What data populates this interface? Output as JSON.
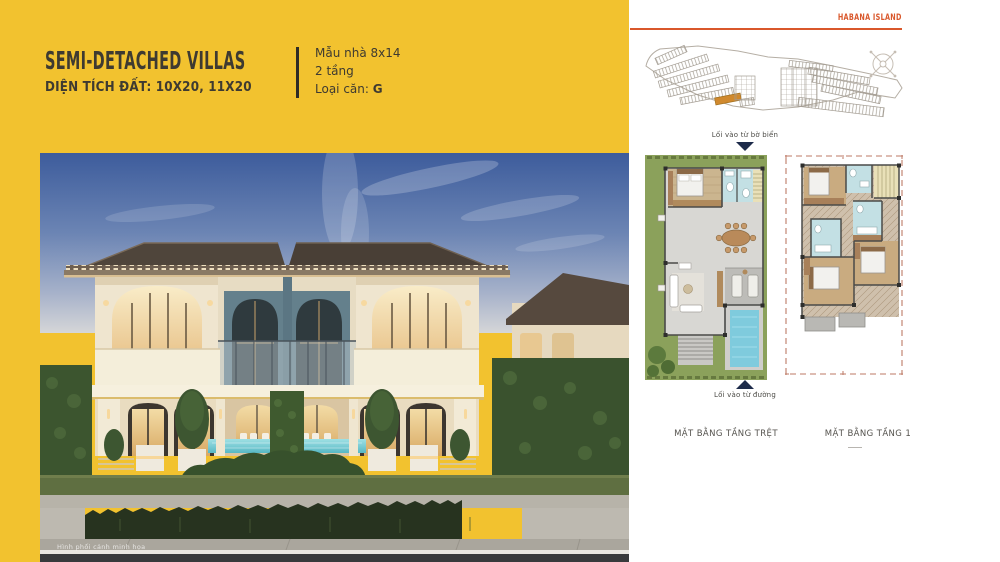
{
  "colors": {
    "yellow": "#F2C22F",
    "orange": "#D9572B",
    "navy": "#1D2B4A",
    "plan_green": "#8BA15B",
    "pool_blue": "#7FCBDD",
    "title_dark": "#3E3A31",
    "lot_highlight": "#D0892E"
  },
  "left_panel": {
    "title": "SEMI-DETACHED VILLAS",
    "subtitle": "DIỆN TÍCH ĐẤT: 10X20, 11X20",
    "spec": {
      "model": "Mẫu nhà 8x14",
      "floors": "2 tầng",
      "unit_label": "Loại căn:",
      "unit_value": "G"
    }
  },
  "photo": {
    "caption": "Hình phối cảnh minh họa"
  },
  "right_panel": {
    "brand": "HABANA ISLAND",
    "beach_entry": "Lối vào từ bờ biển",
    "road_entry": "Lối vào từ đường",
    "plans": [
      {
        "label": "MẶT BẰNG TẦNG TRỆT"
      },
      {
        "label": "MẶT BẰNG TẦNG 1"
      }
    ]
  }
}
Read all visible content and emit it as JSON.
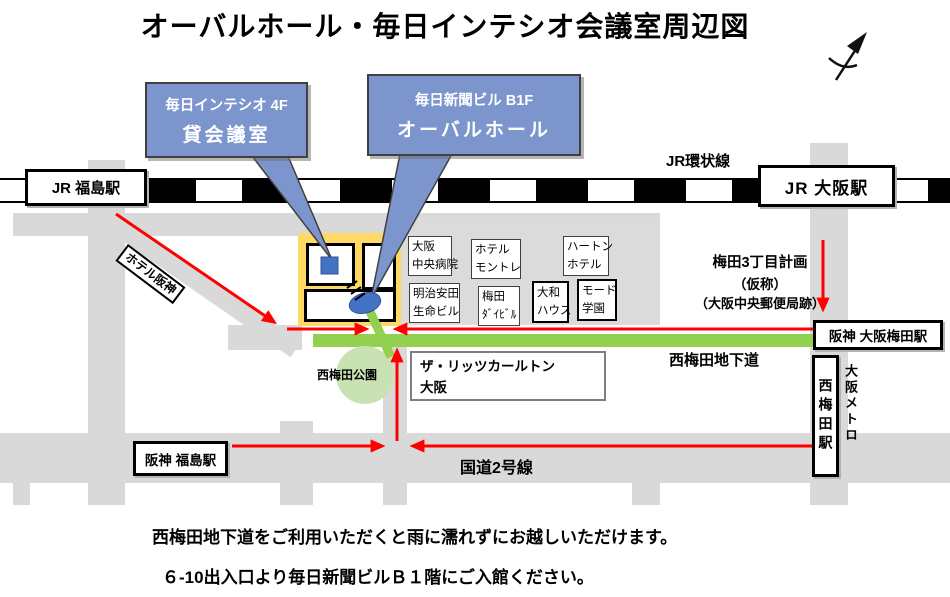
{
  "title": "オーバルホール・毎日インテシオ会議室周辺図",
  "callouts": {
    "intesio": {
      "line1": "毎日インテシオ 4F",
      "line2": "貸会議室"
    },
    "oval_hall": {
      "line1": "毎日新聞ビル B1F",
      "line2": "オーバルホール"
    }
  },
  "stations": {
    "jr_fukushima": "JR 福島駅",
    "jr_osaka": "JR 大阪駅",
    "hanshin_osaka_umeda": "阪神 大阪梅田駅",
    "nishi_umeda": "西梅田駅",
    "hanshin_fukushima": "阪神 福島駅"
  },
  "labels": {
    "jr_loop_line": "JR環状線",
    "underground_passage": "西梅田地下道",
    "route_2": "国道2号線",
    "park": "西梅田公園",
    "osaka_metro": "大阪メトロ",
    "hotel_hanshin": "ホテル阪神",
    "umeda_3_plan": "梅田3丁目計画",
    "umeda_3_plan_sub1": "（仮称）",
    "umeda_3_plan_sub2": "（大阪中央郵便局跡）"
  },
  "buildings": {
    "osaka_chuo_hospital": [
      "大阪",
      "中央病院"
    ],
    "hotel_monterey": [
      "ホテル",
      "モントレ"
    ],
    "hearton_hotel": [
      "ハートン",
      "ホテル"
    ],
    "meiji_yasuda_seimei": [
      "明治安田",
      "生命ビル"
    ],
    "umeda_daibiru": [
      "梅田",
      "ﾀﾞｲﾋﾞﾙ"
    ],
    "daiwa_house": [
      "大和",
      "ハウス"
    ],
    "mode_gakuen": [
      "モード",
      "学園"
    ],
    "ritz_carlton": [
      "ザ・リッツカールトン",
      "大阪"
    ]
  },
  "notes": {
    "line1": "西梅田地下道をご利用いただくと雨に濡れずにお越しいただけます。",
    "line2": "６-10出入口より毎日新聞ビルＢ１階にご入館ください。"
  },
  "icons": {
    "north_arrow": "north-compass-arrow",
    "stairs": "stairs-icon",
    "intesio_marker": "blue-square-marker",
    "oval_hall_marker": "blue-oval-marker"
  },
  "colors": {
    "route_red": "#FF0000",
    "passage_green": "#92D050",
    "park_green": "#C9E2B3",
    "block_yellow": "#FFD966",
    "callout_blue": "#7C95CC",
    "marker_blue": "#4472C4",
    "road_gray": "#D9D9D9",
    "railway_black": "#000000"
  }
}
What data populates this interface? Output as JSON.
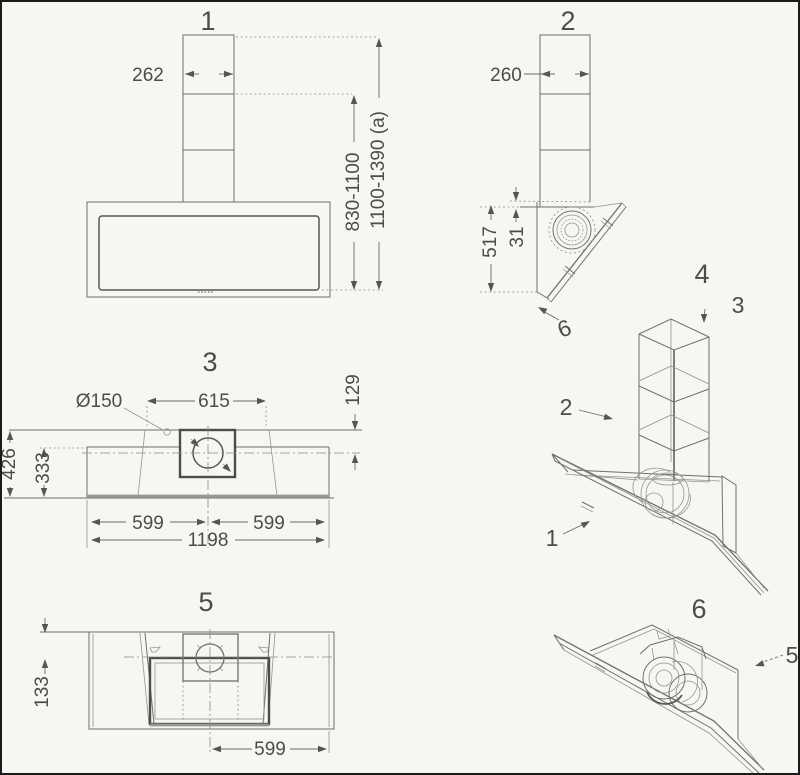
{
  "drawing": {
    "views": {
      "front": {
        "title": "1",
        "chimney_width": "262",
        "mount_height_a": "830-1100",
        "mount_height_b": "1100-1390 (a)"
      },
      "side": {
        "title": "2",
        "chimney_depth": "260",
        "body_height": "517",
        "top_offset": "31",
        "panel_callout": "6"
      },
      "top": {
        "title": "3",
        "duct_diameter": "Ø150",
        "duct_panel_width": "615",
        "duct_offset": "129",
        "depth_total": "426",
        "depth_inner": "333",
        "half_width_left": "599",
        "half_width_right": "599",
        "total_width": "1198"
      },
      "iso_assembly": {
        "title": "4",
        "callout_body": "1",
        "callout_chimney_lower": "2",
        "callout_chimney_upper": "3"
      },
      "bottom": {
        "title": "5",
        "edge_offset": "133",
        "half_width": "599"
      },
      "iso_body": {
        "title": "6",
        "callout_body": "5"
      }
    }
  }
}
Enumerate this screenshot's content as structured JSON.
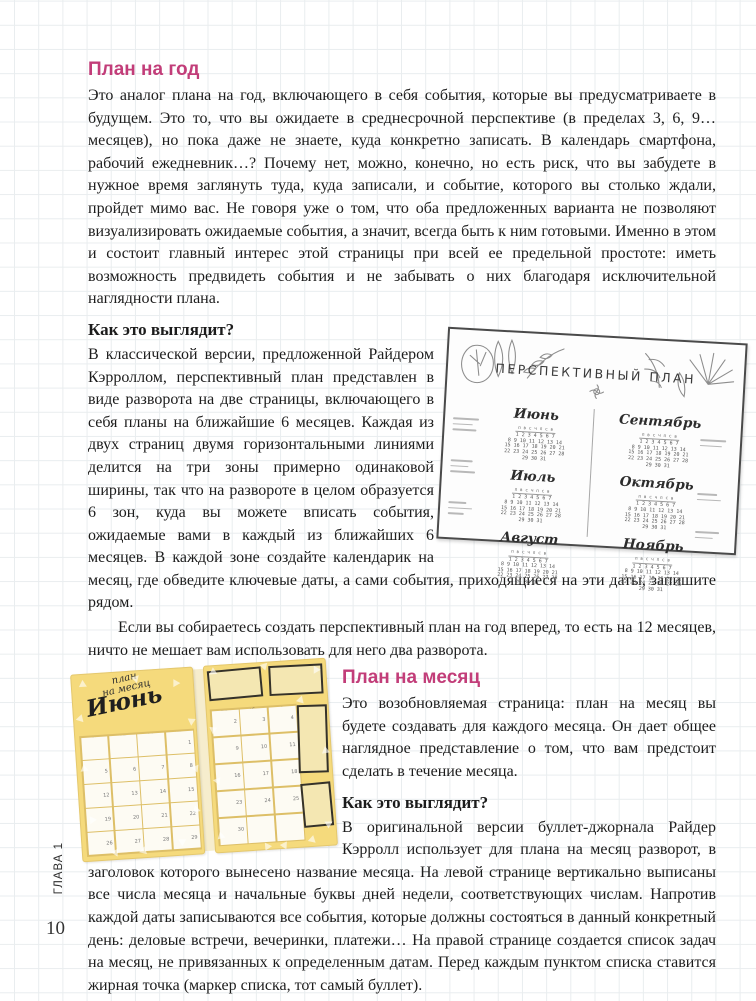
{
  "page": {
    "chapter_label": "ГЛАВА 1",
    "page_number": "10"
  },
  "colors": {
    "heading_pink": "#c23d79",
    "calendar_yellow": "#f5da7c",
    "grid_line": "#e9edef"
  },
  "sections": {
    "plan_year": {
      "heading": "План на год",
      "body": "Это аналог плана на год, включающего в себя события, которые вы предусматриваете в будущем. Это то, что вы ожидаете в среднесрочной перспективе (в пределах 3, 6, 9… месяцев), но пока даже не знаете, куда конкретно записать. В календарь смартфона, рабочий ежедневник…? Почему нет, можно, конечно, но есть риск, что вы забудете в нужное время заглянуть туда, куда записали, и событие, которого вы столько ждали, пройдет мимо вас. Не говоря уже о том, что оба предложенных варианта не позволяют визуализировать ожидаемые события, а значит, всегда быть к ним готовыми. Именно в этом и состоит главный интерес этой страницы при всей ее предельной простоте: иметь возможность предвидеть события и не забывать о них благодаря исключительной наглядности плана."
    },
    "plan_year_how": {
      "heading": "Как это выглядит?",
      "body": "В классической версии, предложенной Райдером Кэрроллом, перспективный план представлен в виде разворота на две страницы, включающего в себя планы на ближайшие 6 месяцев. Каждая из двух страниц двумя горизонтальными линиями делится на три зоны примерно одинаковой ширины, так что на развороте в целом образуется 6 зон, куда вы можете вписать события, ожидаемые вами в каждый из ближайших 6 месяцев. В каждой зоне создайте календарик на месяц, где обведите ключевые даты, а сами события, приходящиеся на эти даты, запишите рядом.",
      "note": "Если вы собираетесь создать перспективный план на год вперед, то есть на 12 месяцев, ничто не мешает вам использовать для него два разворота."
    },
    "plan_month": {
      "heading": "План на месяц",
      "body": "Это возобновляемая страница: план на месяц вы будете создавать для каждого месяца. Он дает общее наглядное представление о том, что вам предстоит сделать в течение месяца.",
      "how_heading": "Как это выглядит?",
      "how_body": "В оригинальной версии буллет-джорнала Райдер Кэрролл использует для плана на месяц разворот, в заголовок которого вынесено название месяца.",
      "how_body_cont": "На левой странице вертикально выписаны все числа месяца и начальные буквы дней недели, соответствующих числам. Напротив каждой даты записываются все события, которые должны состояться в данный конкретный день: деловые встречи, вечеринки, платежи… На правой странице создается список задач на месяц, не привязанных к определенным датам. Перед каждым пунктом списка ставится жирная точка (маркер списка, тот самый буллет)."
    }
  },
  "illustrations": {
    "perspective_plan": {
      "title": "ПЕРСПЕКТИВНЫЙ ПЛАН",
      "months_left": [
        "Июнь",
        "Июль",
        "Август"
      ],
      "months_right": [
        "Сентябрь",
        "Октябрь",
        "Ноябрь"
      ],
      "mini_week_header": "п в с ч п с в",
      "mini_rows": [
        "1 2 3 4 5 6 7",
        "8 9 10 11 12 13 14",
        "15 16 17 18 19 20 21",
        "22 23 24 25 26 27 28",
        "29 30 31"
      ]
    },
    "month_spread": {
      "header_line1": "план",
      "header_line2": "на месяц",
      "month_title": "Июнь",
      "left_day_headers": [
        "пн",
        "вт",
        "ср",
        "чт"
      ],
      "right_day_headers": [
        "пт",
        "сб",
        "вс"
      ],
      "left_dates": [
        [
          "",
          "",
          "",
          "1"
        ],
        [
          "5",
          "6",
          "7",
          "8"
        ],
        [
          "12",
          "13",
          "14",
          "15"
        ],
        [
          "19",
          "20",
          "21",
          "22"
        ],
        [
          "26",
          "27",
          "28",
          "29"
        ]
      ],
      "right_dates": [
        [
          "2",
          "3",
          "4"
        ],
        [
          "9",
          "10",
          "11"
        ],
        [
          "16",
          "17",
          "18"
        ],
        [
          "23",
          "24",
          "25"
        ],
        [
          "30",
          "",
          ""
        ]
      ]
    }
  }
}
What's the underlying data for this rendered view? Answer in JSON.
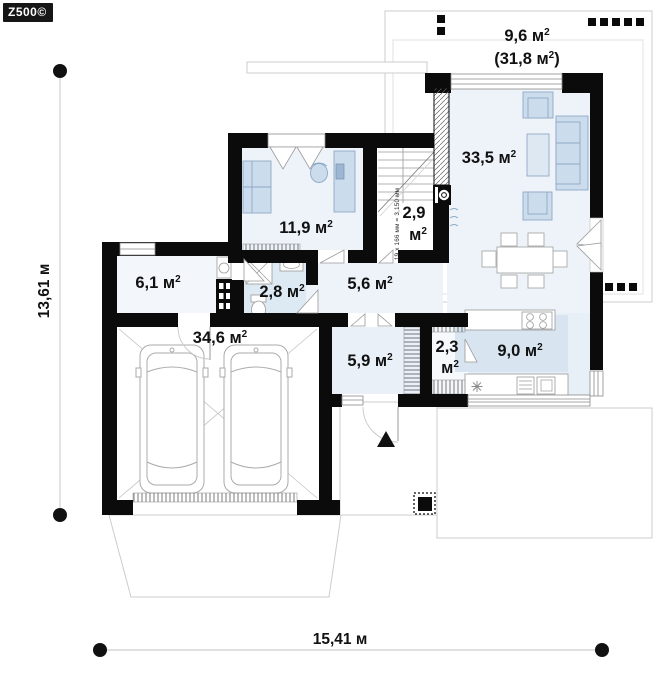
{
  "brand": {
    "logo_text": "Z500©"
  },
  "plan": {
    "dimensions": {
      "width_label": "15,41 м",
      "height_label": "13,61 м"
    },
    "stairs_note": "19 x 166 мм = 3,150 мм",
    "terrace": {
      "area": "9,6 м",
      "area_sup": "2",
      "total_pre": "(31,8 м",
      "total_sup": "2",
      "total_post": ")"
    },
    "rooms": {
      "living": {
        "label": "33,5 м",
        "sup": "2"
      },
      "office": {
        "label": "11,9 м",
        "sup": "2"
      },
      "closet": {
        "line1": "2,9",
        "line2": "м",
        "sup": "2"
      },
      "hall": {
        "label": "5,6 м",
        "sup": "2"
      },
      "bathroom": {
        "label": "2,8 м",
        "sup": "2"
      },
      "entry": {
        "label": "6,1 м",
        "sup": "2"
      },
      "garage": {
        "label": "34,6 м",
        "sup": "2"
      },
      "mudroom": {
        "label": "5,9 м",
        "sup": "2"
      },
      "pantry": {
        "line1": "2,3",
        "line2": "м",
        "sup": "2"
      },
      "kitchen": {
        "label": "9,0 м",
        "sup": "2"
      }
    }
  }
}
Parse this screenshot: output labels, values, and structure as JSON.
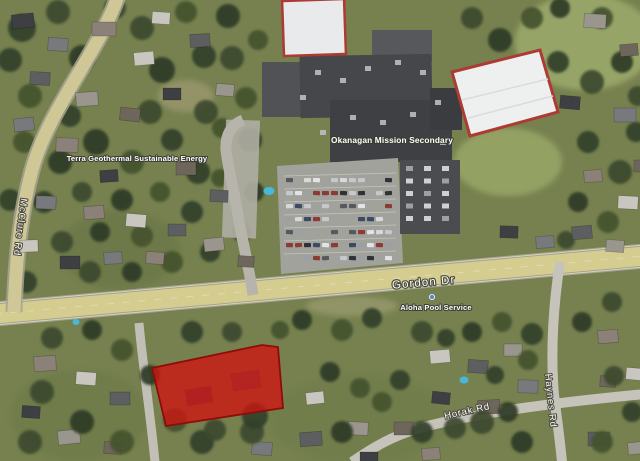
{
  "labels": {
    "school": "Okanagan Mission Secondary",
    "terra_geothermal": "Terra Geothermal Sustainable Energy",
    "aloha_pool": "Aloha Pool Service",
    "gordon_dr": "Gordon Dr",
    "mcclure_rd": "McClure Rd",
    "horak_rd": "Horak Rd",
    "haynes_rd": "Haynes Rd"
  },
  "highlight_parcel": {
    "fill": "#ce1511",
    "stroke": "#8f0c09",
    "opacity": "0.78"
  },
  "poi_marker": {
    "dot_color": "#4a8fd4"
  }
}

━━━━━━━━━━━━━━━━━━━━

WRITTEN PROBLEM. Determine how many lines of the data contain "this" and give nothing but that number.

RESPONSE BELOW. 5